* _TASK INSTRUCTIONS_
Write the material out again in full, word for word. Do not include the pictures.

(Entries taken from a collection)
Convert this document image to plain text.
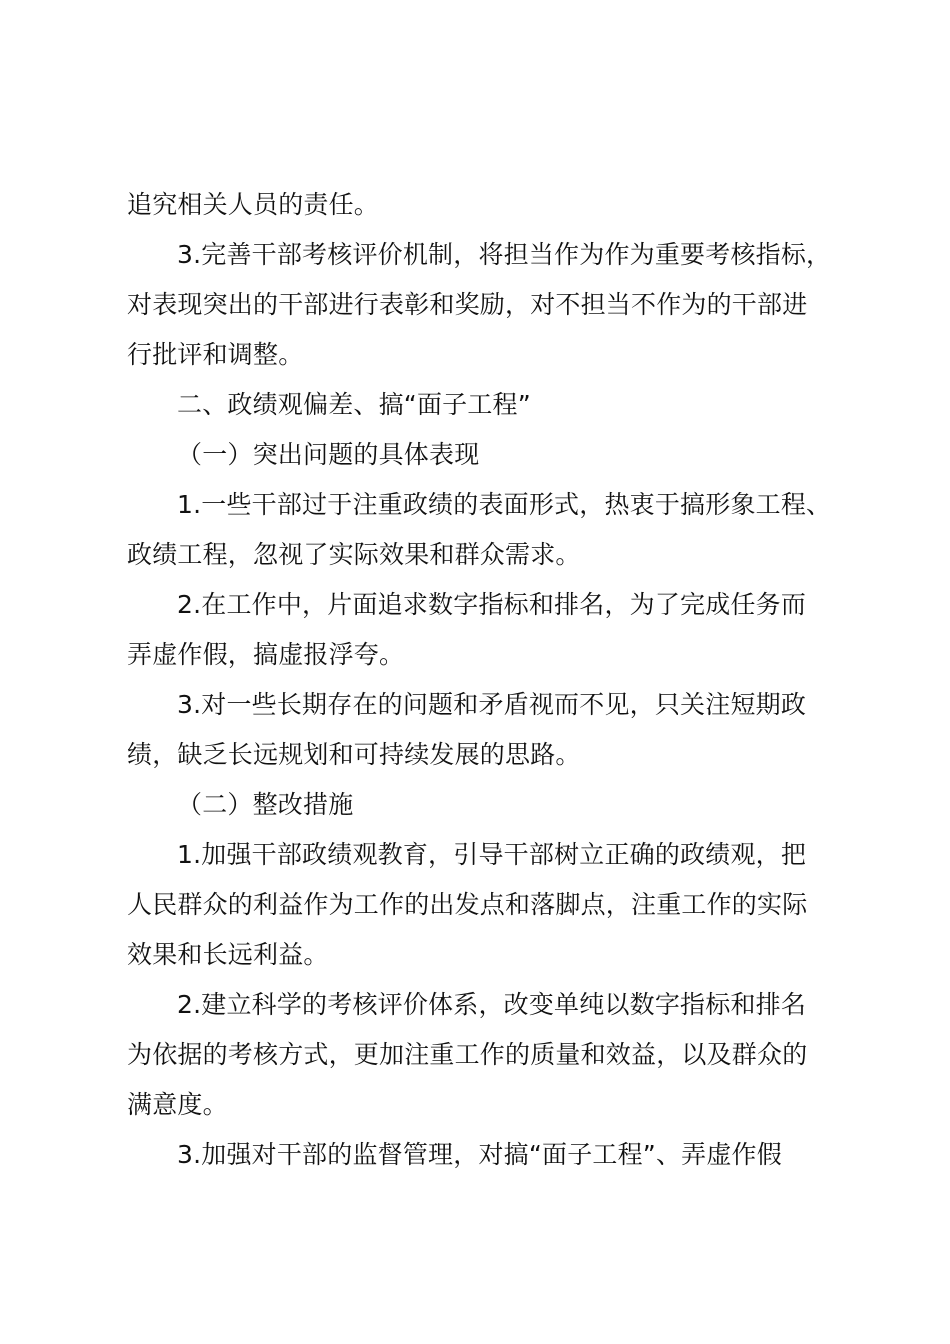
追究相关人员的责任。
3.完善干部考核评价机制，将担当作为作为重要考核指标，
对表现突出的干部进行表彰和奖励，对不担当不作为的干部进
行批评和调整。
二、政绩观偏差、搞“面子工程”
（一）突出问题的具体表现
1.一些干部过于注重政绩的表面形式，热衷于搞形象工程、
政绩工程，忽视了实际效果和群众需求。
2.在工作中，片面追求数字指标和排名，为了完成任务而
弄虚作假，搞虚报浮夸。
3.对一些长期存在的问题和矛盾视而不见，只关注短期政
绩，缺乏长远规划和可持续发展的思路。
（二）整改措施
1.加强干部政绩观教育，引导干部树立正确的政绩观，把
人民群众的利益作为工作的出发点和落脚点，注重工作的实际
效果和长远利益。
2.建立科学的考核评价体系，改变单纯以数字指标和排名
为依据的考核方式，更加注重工作的质量和效益，以及群众的
满意度。
3.加强对干部的监督管理，对搞“面子工程”、弄虚作假
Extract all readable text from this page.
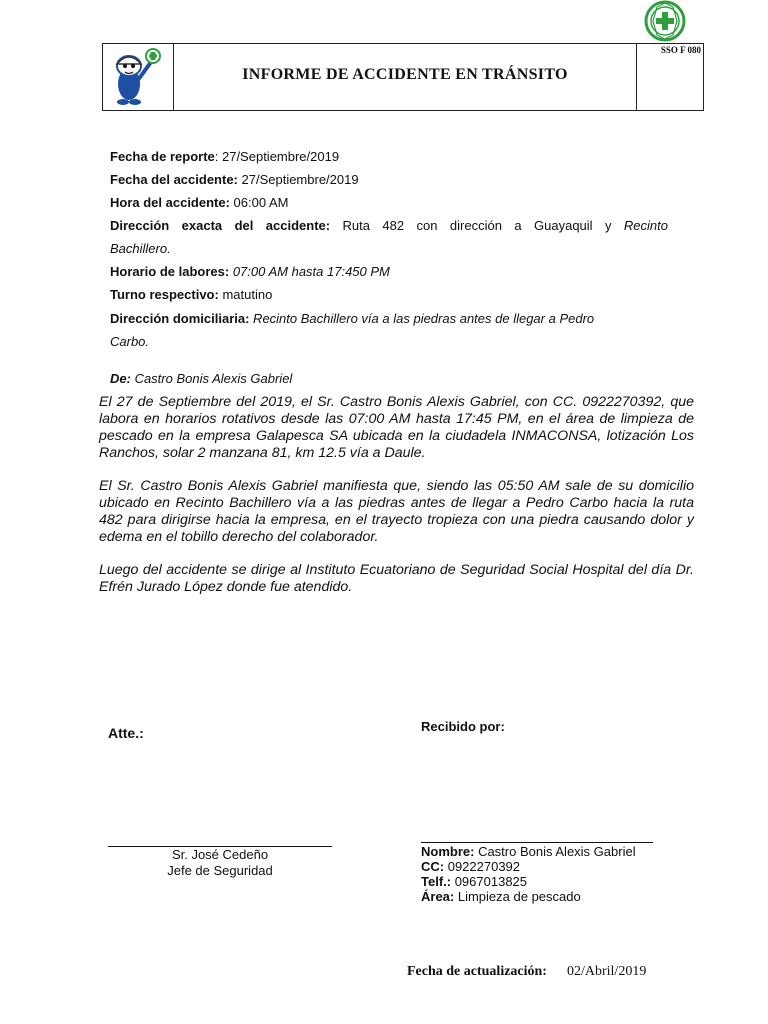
INFORME DE ACCIDENTE EN TRÁNSITO
SSO F 080
Fecha de reporte: 27/Septiembre/2019
Fecha del accidente: 27/Septiembre/2019
Hora del accidente: 06:00 AM
Dirección exacta del accidente: Ruta 482 con dirección a Guayaquil y Recinto
Bachillero.
Horario de labores: 07:00 AM hasta 17:450 PM
Turno respectivo: matutino
Dirección domiciliaria: Recinto Bachillero vía a las piedras antes de llegar a Pedro
Carbo.
De: Castro Bonis Alexis Gabriel
El 27 de Septiembre del 2019, el Sr. Castro Bonis Alexis Gabriel, con CC. 0922270392, que labora en horarios rotativos desde las 07:00 AM hasta 17:45 PM, en el área de limpieza de pescado en la empresa Galapesca SA ubicada en la ciudadela INMACONSA, lotización Los Ranchos, solar 2 manzana 81, km 12.5 vía a Daule.
El Sr. Castro Bonis Alexis Gabriel manifiesta que, siendo las 05:50 AM sale de su domicilio ubicado en Recinto Bachillero vía a las piedras antes de llegar a Pedro Carbo hacia la ruta 482 para dirigirse hacia la empresa, en el trayecto tropieza con una piedra causando dolor y edema en el tobillo derecho del colaborador.
Luego del accidente se dirige al Instituto Ecuatoriano de Seguridad Social Hospital del día Dr. Efrén Jurado López donde fue atendido.
Atte.:	Recibido por:
Sr. José Cedeño
Jefe de Seguridad
Nombre: Castro Bonis Alexis Gabriel
CC: 0922270392
Telf.: 0967013825
Área: Limpieza de pescado
Fecha de actualización: 02/Abril/2019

* _SOLUTION_
Convert this document image to plain text.
追究相关人员的责任。
3.完善干部考核评价机制，将担当作为作为重要考核指标，
对表现突出的干部进行表彰和奖励，对不担当不作为的干部进
行批评和调整。
二、政绩观偏差、搞“面子工程”
（一）突出问题的具体表现
1.一些干部过于注重政绩的表面形式，热衷于搞形象工程、
政绩工程，忽视了实际效果和群众需求。
2.在工作中，片面追求数字指标和排名，为了完成任务而
弄虚作假，搞虚报浮夸。
3.对一些长期存在的问题和矛盾视而不见，只关注短期政
绩，缺乏长远规划和可持续发展的思路。
（二）整改措施
1.加强干部政绩观教育，引导干部树立正确的政绩观，把
人民群众的利益作为工作的出发点和落脚点，注重工作的实际
效果和长远利益。
2.建立科学的考核评价体系，改变单纯以数字指标和排名
为依据的考核方式，更加注重工作的质量和效益，以及群众的
满意度。
3.加强对干部的监督管理，对搞“面子工程”、弄虚作假
Extract all readable text from this page.
INFORME DE ACCIDENTE EN TRÁNSITO
SSO F 080
Fecha de reporte: 27/Septiembre/2019
Fecha del accidente: 27/Septiembre/2019
Hora del accidente: 06:00 AM
Dirección exacta del accidente: Ruta 482 con dirección a Guayaquil y Recinto
Bachillero.
Horario de labores: 07:00 AM hasta 17:450 PM
Turno respectivo: matutino
Dirección domiciliaria: Recinto Bachillero vía a las piedras antes de llegar a Pedro
Carbo.
De: Castro Bonis Alexis Gabriel
El 27 de Septiembre del 2019, el Sr. Castro Bonis Alexis Gabriel, con CC. 0922270392, que labora en horarios rotativos desde las 07:00 AM hasta 17:45 PM, en el área de limpieza de pescado en la empresa Galapesca SA ubicada en la ciudadela INMACONSA, lotización Los Ranchos, solar 2 manzana 81, km 12.5 vía a Daule.
El Sr. Castro Bonis Alexis Gabriel manifiesta que, siendo las 05:50 AM sale de su domicilio ubicado en Recinto Bachillero vía a las piedras antes de llegar a Pedro Carbo hacia la ruta 482 para dirigirse hacia la empresa, en el trayecto tropieza con una piedra causando dolor y edema en el tobillo derecho del colaborador.
Luego del accidente se dirige al Instituto Ecuatoriano de Seguridad Social Hospital del día Dr. Efrén Jurado López donde fue atendido.
Atte.:	Recibido por:
Sr. José Cedeño
Jefe de Seguridad
Nombre: Castro Bonis Alexis Gabriel
CC: 0922270392
Telf.: 0967013825
Área: Limpieza de pescado
Fecha de actualización: 02/Abril/2019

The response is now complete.